EXTRACT TO READ.
╔══

Taking a deeper look at the validation outliers we discovered that the detection is confusing the bishop piece with the knight pieces for the style shown in Figure 13. You can see that it doesn’t have the usual rounded shape and has a slot bigger than a usual bishop. It can be seen that, with some imagination, it can be confused with one of the knights that are looking up.
The model is also confusing the white king with the black king and the white pawn with the black pawn for the style shown in Figure 14, where the shapes have a thick black line.
On the other hand, inspecting the detection and confusion matrix for the test dataset, it is clear that it is confusing a lot more pieces. Specifically, the model is having trouble with the piece style shown in Figure 15. This figure shows the detections obtained from the inference using the best model of YOLOv5s without freezing. The bounding boxes indicate the piece's detection is correct, but the classification of the piece doesn’t make sense in most of the pieces. To understand what was going on with this style we created a couple of test images, using the same piece style but removing the gray circular background as shown in Figure 16. Our hypothesis was that the circular background could be confusing the network. Applying the inference to these images we got the results shown in Figure 16, where the pieces were detected correctly, except for the king which was confused with the rook.
Another common mistake in the test dataset results is to confuse a bishop with a pawn in piece styles like the one shown in 17.

╚══

TASK GOAL. Please copy the chess piece detection text between "Taking a deeper" and "are looking up.", inclusive, and change "bishop" to "rook" each time it appears.

SOURCE DATA.

╔══

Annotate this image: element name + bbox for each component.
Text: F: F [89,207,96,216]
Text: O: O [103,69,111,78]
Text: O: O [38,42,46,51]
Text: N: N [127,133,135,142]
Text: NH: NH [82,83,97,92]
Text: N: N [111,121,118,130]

╚══

RESPONSE TO THIS TASK.
Taking a deeper look at the validation outliers we discovered that the detection is confusing the rook piece with the knight pieces for the style shown in Figure 13. You can see that it doesn’t have the usual rounded shape and has a slot bigger than a usual rook. It can be seen that, with some imagination, it can be confused with one of the knights that are looking up.